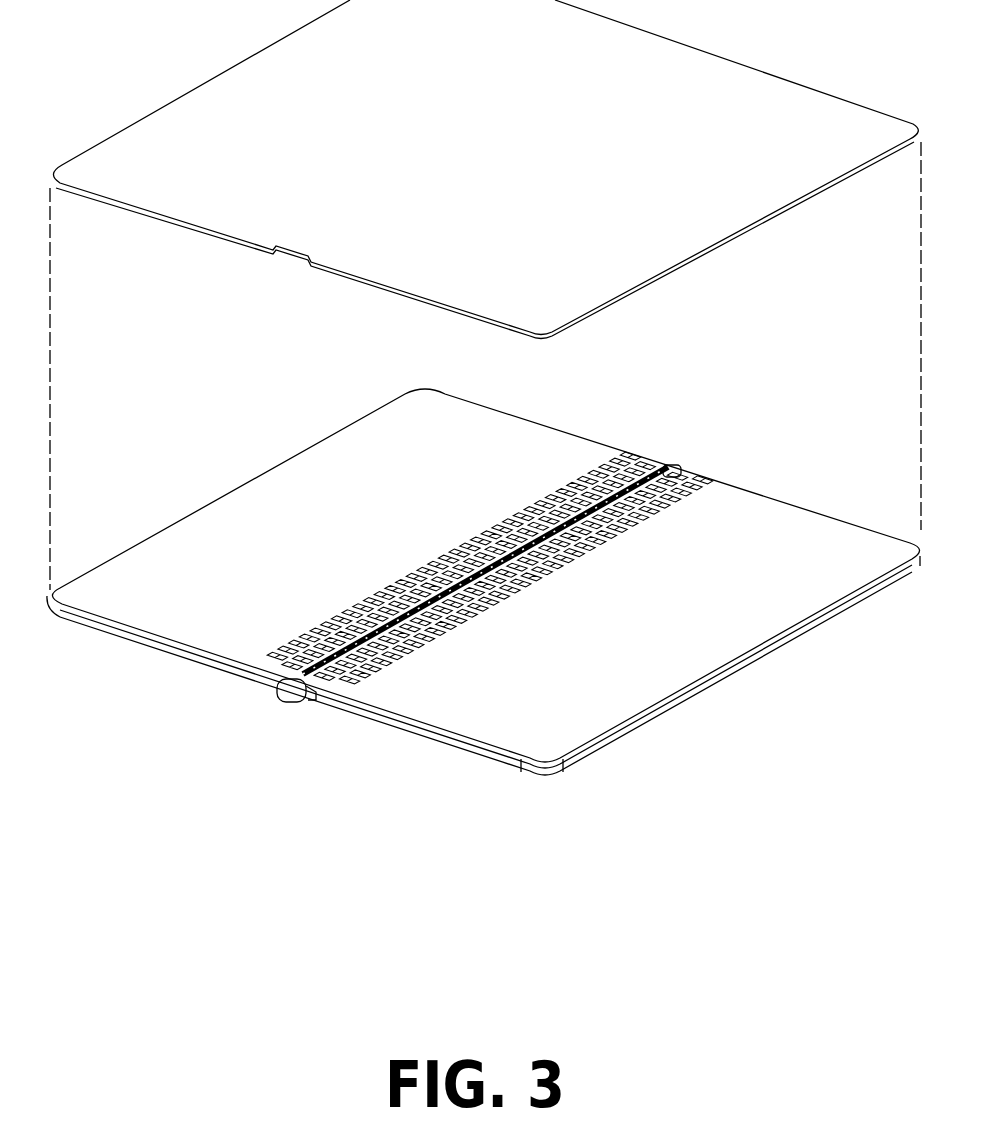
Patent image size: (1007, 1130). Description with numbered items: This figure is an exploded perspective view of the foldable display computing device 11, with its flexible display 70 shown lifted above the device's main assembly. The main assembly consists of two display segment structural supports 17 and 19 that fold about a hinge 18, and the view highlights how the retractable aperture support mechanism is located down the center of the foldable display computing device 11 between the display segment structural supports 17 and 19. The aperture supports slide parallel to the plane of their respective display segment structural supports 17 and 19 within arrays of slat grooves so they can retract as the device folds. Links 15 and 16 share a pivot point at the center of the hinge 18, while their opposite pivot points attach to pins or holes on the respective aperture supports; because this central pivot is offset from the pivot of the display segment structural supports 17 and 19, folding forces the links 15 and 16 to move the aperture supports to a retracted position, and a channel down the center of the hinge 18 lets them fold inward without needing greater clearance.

The foldable display computing device 11 is at (812, 430).
The link 15 is at (276, 690).
The link 16 is at (312, 701).
The display segment structural support 17 is at (163, 538).
The hinge 18 is at (678, 467).
The display segment structural support 19 is at (845, 596).
The flexible display 70 is at (163, 122).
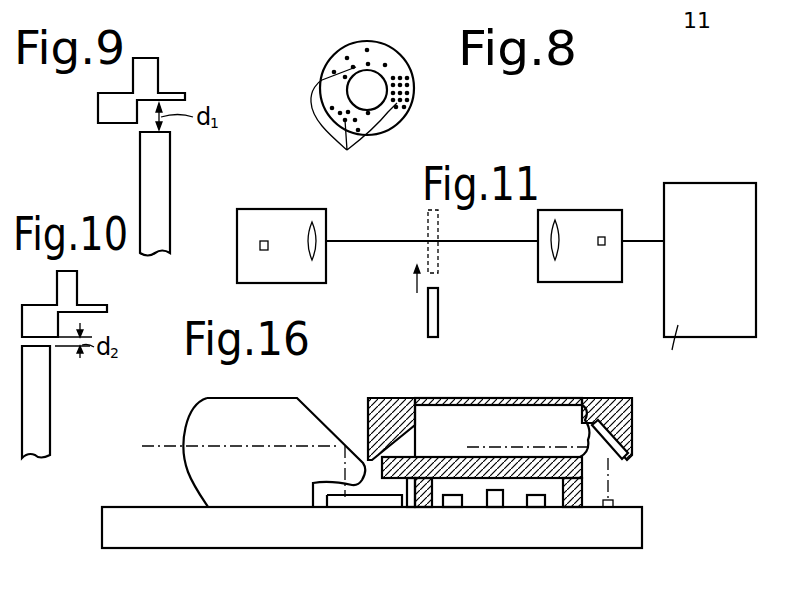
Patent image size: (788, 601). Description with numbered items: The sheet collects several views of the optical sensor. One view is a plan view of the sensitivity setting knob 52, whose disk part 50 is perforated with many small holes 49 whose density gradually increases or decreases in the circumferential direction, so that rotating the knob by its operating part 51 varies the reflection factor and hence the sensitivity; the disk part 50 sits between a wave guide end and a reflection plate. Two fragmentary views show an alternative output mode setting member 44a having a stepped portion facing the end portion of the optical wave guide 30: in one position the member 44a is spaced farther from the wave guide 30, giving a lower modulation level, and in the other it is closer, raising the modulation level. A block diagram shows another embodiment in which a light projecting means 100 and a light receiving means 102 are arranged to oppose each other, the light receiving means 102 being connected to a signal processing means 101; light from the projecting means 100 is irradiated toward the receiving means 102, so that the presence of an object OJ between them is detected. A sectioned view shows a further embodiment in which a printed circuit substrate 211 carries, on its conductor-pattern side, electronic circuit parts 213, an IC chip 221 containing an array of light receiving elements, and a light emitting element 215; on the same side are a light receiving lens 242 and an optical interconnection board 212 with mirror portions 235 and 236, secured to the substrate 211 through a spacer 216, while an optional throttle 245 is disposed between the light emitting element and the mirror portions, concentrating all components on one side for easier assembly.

In FIG. 9, the output mode setting member 44a is at (160, 77).
In FIG. 10, the output mode setting member 44a is at (77, 293).
In FIG. 9, the optical wave guide 30 is at (168, 172).
In FIG. 10, the optical wave guide 30 is at (48, 418).
In FIG. 8, the small holes 49 is at (360, 113).
In FIG. 8, the disk part 50 is at (395, 70).
In FIG. 8, the operating part 51 is at (377, 80).
In FIG. 8, the sensitivity setting knob 52 is at (413, 106).
In FIG. 11, the light projecting means 100 is at (281, 217).
In FIG. 11, the signal processing means 101 is at (704, 186).
In FIG. 11, the light receiving means 102 is at (568, 213).
In FIG. 11, the object OJ is at (438, 318).
In FIG. 16, the printed circuit substrate 211 is at (466, 528).
In FIG. 16, the optical interconnection board 212 is at (492, 418).
In FIG. 16, the electronic circuit parts 213 is at (533, 503).
In FIG. 16, the light emitting element 215 is at (615, 502).
In FIG. 16, the spacer 216 is at (633, 413).
In FIG. 16, the IC chip 221 is at (373, 503).
In FIG. 16, the mirror portion 235 is at (412, 428).
In FIG. 16, the mirror portion 236 is at (617, 459).
In FIG. 16, the light receiving lens 242 is at (244, 407).
In FIG. 16, the throttle 245 is at (413, 481).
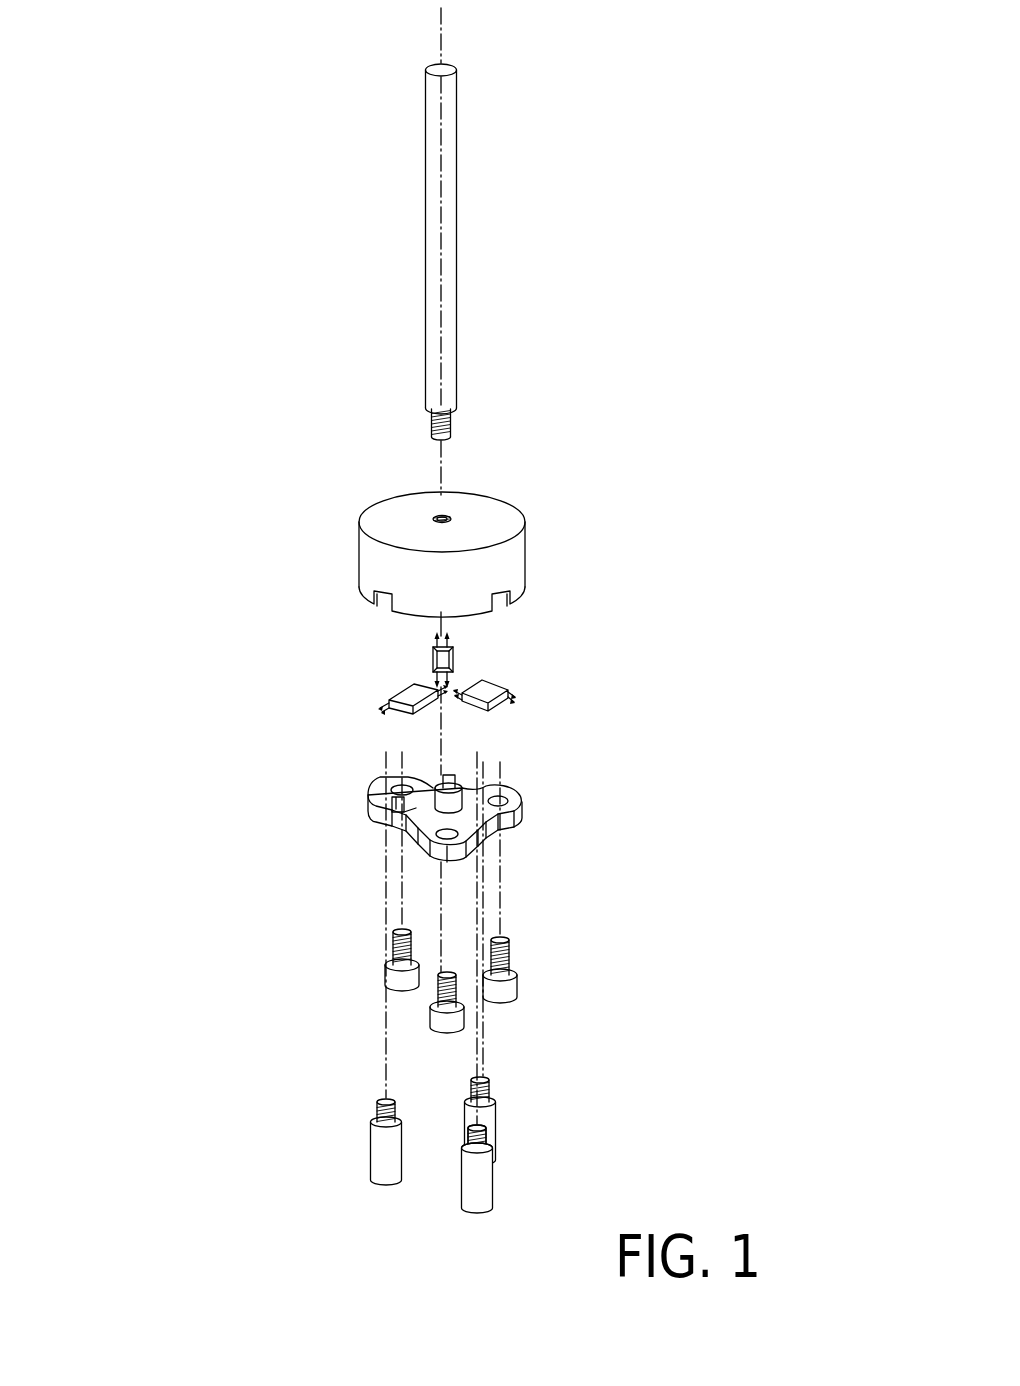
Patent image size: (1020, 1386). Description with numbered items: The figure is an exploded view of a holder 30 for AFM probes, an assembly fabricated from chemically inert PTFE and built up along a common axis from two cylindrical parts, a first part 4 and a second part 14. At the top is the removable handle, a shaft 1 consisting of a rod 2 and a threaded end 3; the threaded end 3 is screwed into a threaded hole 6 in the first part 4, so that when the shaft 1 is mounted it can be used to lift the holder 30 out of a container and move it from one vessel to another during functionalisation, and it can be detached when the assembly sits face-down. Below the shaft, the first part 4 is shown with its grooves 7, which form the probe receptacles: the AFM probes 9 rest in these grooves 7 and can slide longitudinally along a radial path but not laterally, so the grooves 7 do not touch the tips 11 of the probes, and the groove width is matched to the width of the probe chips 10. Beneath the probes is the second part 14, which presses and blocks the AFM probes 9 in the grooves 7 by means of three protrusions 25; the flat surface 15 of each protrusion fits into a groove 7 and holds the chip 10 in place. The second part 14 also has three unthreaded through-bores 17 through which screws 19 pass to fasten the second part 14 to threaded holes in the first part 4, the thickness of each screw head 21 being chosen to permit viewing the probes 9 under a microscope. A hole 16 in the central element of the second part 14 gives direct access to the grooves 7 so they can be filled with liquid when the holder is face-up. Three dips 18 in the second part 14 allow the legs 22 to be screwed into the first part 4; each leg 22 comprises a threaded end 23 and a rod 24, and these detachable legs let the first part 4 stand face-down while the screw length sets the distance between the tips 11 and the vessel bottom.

The shaft 1 is at (381, 149).
The rod 2 is at (448, 213).
The threaded end 3 is at (452, 431).
The first part of the holder 4 is at (354, 534).
The threaded hole 6 is at (438, 515).
The grooves 7 is at (374, 601).
The AFM probes 9 is at (502, 682).
The chips 10 is at (466, 697).
The tips 11 is at (478, 697).
The second part of the holder 14 is at (510, 834).
The flat surface 15 is at (490, 808).
The hole 16 is at (465, 786).
The unthreaded through-bores 17 is at (398, 787).
The dips 18 is at (395, 803).
The screws 19 is at (386, 954).
The head 21 is at (513, 992).
The legs 22 is at (367, 1147).
The threaded end 23 is at (376, 1110).
The rod 24 is at (383, 1175).
The protrusions 25 is at (398, 813).
The holder 30 is at (236, 650).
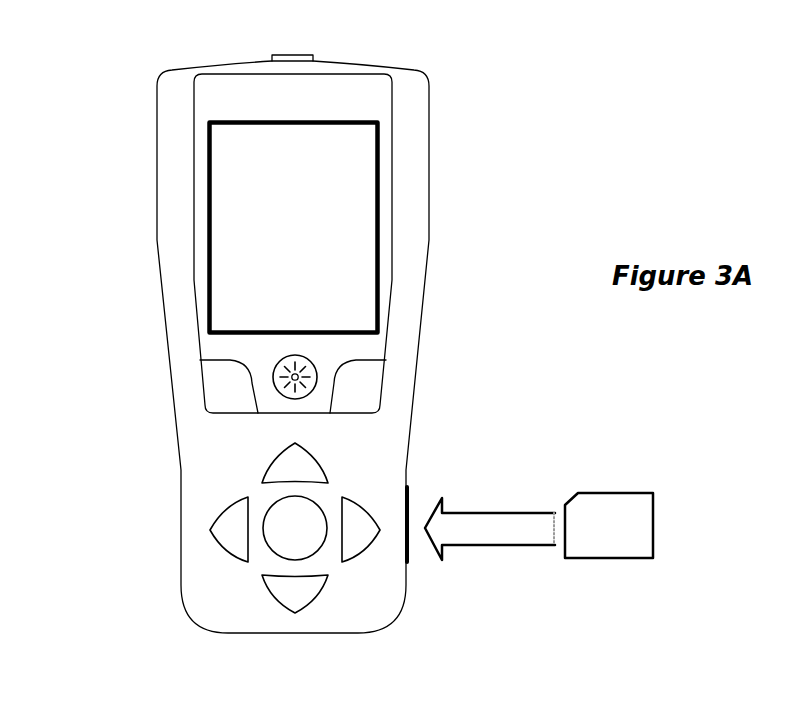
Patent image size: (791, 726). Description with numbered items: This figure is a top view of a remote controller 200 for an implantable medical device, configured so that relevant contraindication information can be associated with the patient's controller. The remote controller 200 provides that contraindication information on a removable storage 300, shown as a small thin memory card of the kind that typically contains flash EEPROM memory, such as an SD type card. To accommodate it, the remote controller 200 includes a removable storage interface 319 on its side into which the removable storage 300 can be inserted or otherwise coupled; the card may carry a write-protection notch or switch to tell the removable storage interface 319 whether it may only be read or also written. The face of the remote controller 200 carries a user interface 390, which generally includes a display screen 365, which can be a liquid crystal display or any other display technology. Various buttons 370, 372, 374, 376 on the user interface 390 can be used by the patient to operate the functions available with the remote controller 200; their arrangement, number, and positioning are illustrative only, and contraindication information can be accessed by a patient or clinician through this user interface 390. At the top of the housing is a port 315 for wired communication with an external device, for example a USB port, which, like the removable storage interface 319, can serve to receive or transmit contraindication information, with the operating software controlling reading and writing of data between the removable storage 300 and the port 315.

The remote controller 200 is at (466, 181).
The removable storage 300 is at (653, 508).
The port 315 is at (303, 52).
The removable storage interface 319 is at (412, 518).
The display screen 365 is at (308, 242).
The button 370 is at (312, 538).
The button 372 is at (302, 467).
The button 374 is at (235, 408).
The button 376 is at (315, 378).
The user interface 390 is at (128, 269).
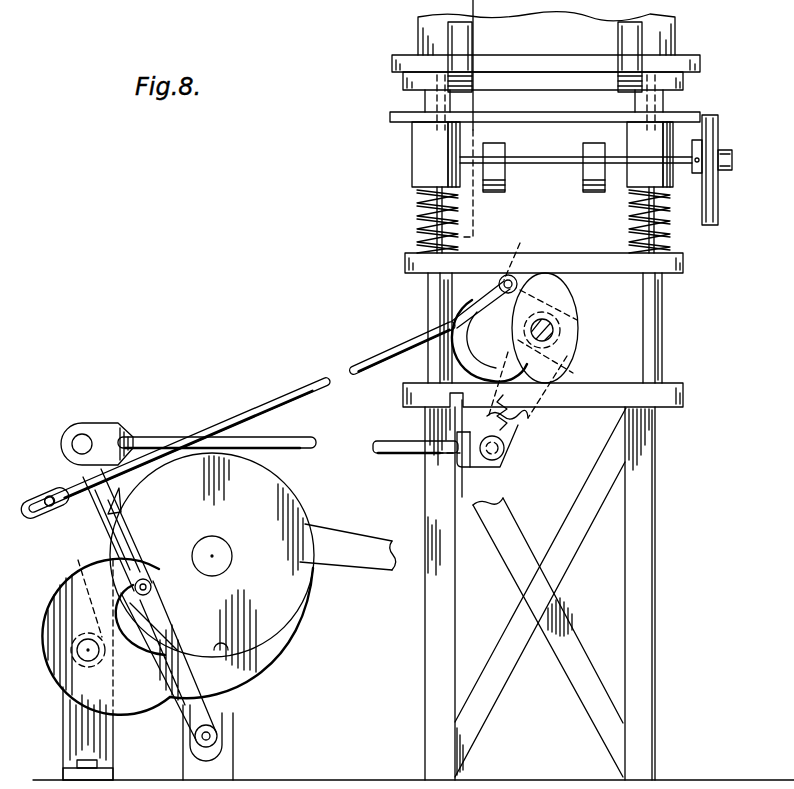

··········

_Written request_: Rewrite every line of the entries above as a Markdown table with the columns Number and Text, numbering the rows in order and skipping blank lines. Leave the pictures out of the table.

_Solved problem_:
| Number | Text |
|---|---|
| 1 | Patent image size: (1007, 1130). Description with numbered items: This figure is an exploded perspective view of the foldable display computing device 11, with its flexible display 70 shown lifted above the device's main assembly. The main assembly consists of two display segment structural supports 17 and 19 that fold about a hinge 18, and the view highlights how the retractable aperture support mechanism is located down the center of the foldable display computing device 11 between the display segment structural supports 17 and 19. The aperture supports slide parallel to the plane of their respective display segment structural supports 17 and 19 within arrays of slat grooves so they can retract as the device folds. Links 15 and 16 share a pivot point at the center of the hinge 18, while their opposite pivot points attach to pins or holes on the respective aperture supports; because this central pivot is offset from the pivot of the display segment structural supports 17 and 19, folding forces the links 15 and 16 to move the aperture supports to a retracted position, and a channel down the center of the hinge 18 lets them fold inward without needing greater clearance. |
| 2 | The foldable display computing device 11 is at (812, 430). |
| 3 | The link 15 is at (276, 690). |
| 4 | The link 16 is at (312, 701). |
| 5 | The display segment structural support 17 is at (163, 538). |
| 6 | The hinge 18 is at (678, 467). |
| 7 | The display segment structural support 19 is at (845, 596). |
| 8 | The flexible display 70 is at (163, 122). |
| 9 | Patent image size: (788, 601). Description with numbered items: The sheet collects several views of the optical sensor. One view is a plan view of the sensitivity setting knob 52, whose disk part 50 is perforated with many small holes 49 whose density gradually increases or decreases in the circumferential direction, so that rotating the knob by its operating part 51 varies the reflection factor and hence the sensitivity; the disk part 50 sits between a wave guide end and a reflection plate. Two fragmentary views show an alternative output mode setting member 44a having a stepped portion facing the end portion of the optical wave guide 30: in one position the member 44a is spaced farther from the wave guide 30, giving a lower modulation level, and in the other it is closer, raising the modulation level. A block diagram shows another embodiment in which a light projecting means 100 and a light receiving means 102 are arranged to oppose each other, the light receiving means 102 being connected to a signal processing means 101; light from the projecting means 100 is irradiated toward the receiving means 102, so that the presence of an object OJ between them is detected. A sectioned view shows a further embodiment in which a printed circuit substrate 211 carries, on its conductor-pattern side, electronic circuit parts 213, an IC chip 221 containing an array of light receiving elements, and a light emitting element 215; on the same side are a light receiving lens 242 and an optical interconnection board 212 with mirror portions 235 and 236, secured to the substrate 211 through a spacer 216, while an optional throttle 245 is disposed between the light emitting element and the mirror portions, concentrating all components on one side for easier assembly. |
| 10 | In FIG. 9, the output mode setting member 44a is at (160, 77). |
| 11 | In FIG. 10, the output mode setting member 44a is at (77, 293). |
| 12 | In FIG. 9, the optical wave guide 30 is at (168, 172). |
| 13 | In FIG. 10, the optical wave guide 30 is at (48, 418). |
| 14 | In FIG. 8, the small holes 49 is at (360, 113). |
| 15 | In FIG. 8, the disk part 50 is at (395, 70). |
| 16 | In FIG. 8, the operating part 51 is at (377, 80). |
| 17 | In FIG. 8, the sensitivity setting knob 52 is at (413, 106). |
| 18 | In FIG. 11, the light projecting means 100 is at (281, 217). |
| 19 | In FIG. 11, the signal processing means 101 is at (704, 186). |
| 20 | In FIG. 11, the light receiving means 102 is at (568, 213). |
| 21 | In FIG. 11, the object OJ is at (438, 318). |
| 22 | In FIG. 16, the printed circuit substrate 211 is at (466, 528). |
| 23 | In FIG. 16, the optical interconnection board 212 is at (492, 418). |
| 24 | In FIG. 16, the electronic circuit parts 213 is at (533, 503). |
| 25 | In FIG. 16, the light emitting element 215 is at (615, 502). |
| 26 | In FIG. 16, the spacer 216 is at (633, 413). |
| 27 | In FIG. 16, the IC chip 221 is at (373, 503). |
| 28 | In FIG. 16, the mirror portion 235 is at (412, 428). |
| 29 | In FIG. 16, the mirror portion 236 is at (617, 459). |
| 30 | In FIG. 16, the light receiving lens 242 is at (244, 407). |
| 31 | In FIG. 16, the throttle 245 is at (413, 481). |
| 32 | Patent image size: (1020, 1386). Description with numbered items: The figure is an exploded view of a holder 30 for AFM probes, an assembly fabricated from chemically inert PTFE and built up along a common axis from two cylindrical parts, a first part 4 and a second part 14. At the top is the removable handle, a shaft 1 consisting of a rod 2 and a threaded end 3; the threaded end 3 is screwed into a threaded hole 6 in the first part 4, so that when the shaft 1 is mounted it can be used to lift the holder 30 out of a container and move it from one vessel to another during functionalisation, and it can be detached when the assembly sits face-down. Below the shaft, the first part 4 is shown with its grooves 7, which form the probe receptacles: the AFM probes 9 rest in these grooves 7 and can slide longitudinally along a radial path but not laterally, so the grooves 7 do not touch the tips 11 of the probes, and the groove width is matched to the width of the probe chips 10. Beneath the probes is the second part 14, which presses and blocks the AFM probes 9 in the grooves 7 by means of three protrusions 25; the flat surface 15 of each protrusion fits into a groove 7 and holds the chip 10 in place. The second part 14 also has three unthreaded through-bores 17 through which screws 19 pass to fasten the second part 14 to threaded holes in the first part 4, the thickness of each screw head 21 being chosen to permit viewing the probes 9 under a microscope. A hole 16 in the central element of the second part 14 gives direct access to the grooves 7 so they can be filled with liquid when the holder is face-up. Three dips 18 in the second part 14 allow the legs 22 to be screwed into the first part 4; each leg 22 comprises a threaded end 23 and a rod 24, and these detachable legs let the first part 4 stand face-down while the screw length sets the distance between the tips 11 and the vessel bottom. |
| 33 | The shaft 1 is at (381, 149). |
| 34 | The rod 2 is at (448, 213). |
| 35 | The threaded end 3 is at (452, 431). |
| 36 | The first part of the holder 4 is at (354, 534). |
| 37 | The threaded hole 6 is at (438, 515). |
| 38 | The grooves 7 is at (374, 601). |
| 39 | The AFM probes 9 is at (502, 682). |
| 40 | The chips 10 is at (466, 697). |
| 41 | The tips 11 is at (478, 697). |
| 42 | The second part of the holder 14 is at (510, 834). |
| 43 | The flat surface 15 is at (490, 808). |
| 44 | The hole 16 is at (465, 786). |
| 45 | The unthreaded through-bores 17 is at (398, 787). |
| 46 | The dips 18 is at (395, 803). |
| 47 | The screws 19 is at (386, 954). |
| 48 | The head 21 is at (513, 992). |
| 49 | The legs 22 is at (367, 1147). |
| 50 | The threaded end 23 is at (376, 1110). |
| 51 | The rod 24 is at (383, 1175). |
| 52 | The protrusions 25 is at (398, 813). |
| 53 | The holder 30 is at (236, 650). |
| 54 | Patent image size: (791, 726). Description with numbered items: This figure is a top view of a remote controller 200 for an implantable medical device, configured so that relevant contraindication information can be associated with the patient's controller. The remote controller 200 provides that contraindication information on a removable storage 300, shown as a small thin memory card of the kind that typically contains flash EEPROM memory, such as an SD type card. To accommodate it, the remote controller 200 includes a removable storage interface 319 on its side into which the removable storage 300 can be inserted or otherwise coupled; the card may carry a write-protection notch or switch to tell the removable storage interface 319 whether it may only be read or also written. The face of the remote controller 200 carries a user interface 390, which generally includes a display screen 365, which can be a liquid crystal display or any other display technology. Various buttons 370, 372, 374, 376 on the user interface 390 can be used by the patient to operate the functions available with the remote controller 200; their arrangement, number, and positioning are illustrative only, and contraindication information can be accessed by a patient or clinician through this user interface 390. At the top of the housing is a port 315 for wired communication with an external device, for example a USB port, which, like the removable storage interface 319, can serve to receive or transmit contraindication information, with the operating software controlling reading and writing of data between the removable storage 300 and the port 315. |
| 55 | The remote controller 200 is at (466, 181). |
| 56 | The removable storage 300 is at (653, 508). |
| 57 | The port 315 is at (303, 52). |
| 58 | The removable storage interface 319 is at (412, 518). |
| 59 | The display screen 365 is at (308, 242). |
| 60 | The button 370 is at (312, 538). |
| 61 | The button 372 is at (302, 467). |
| 62 | The button 374 is at (235, 408). |
| 63 | The button 376 is at (315, 378). |
| 64 | The user interface 390 is at (128, 269). |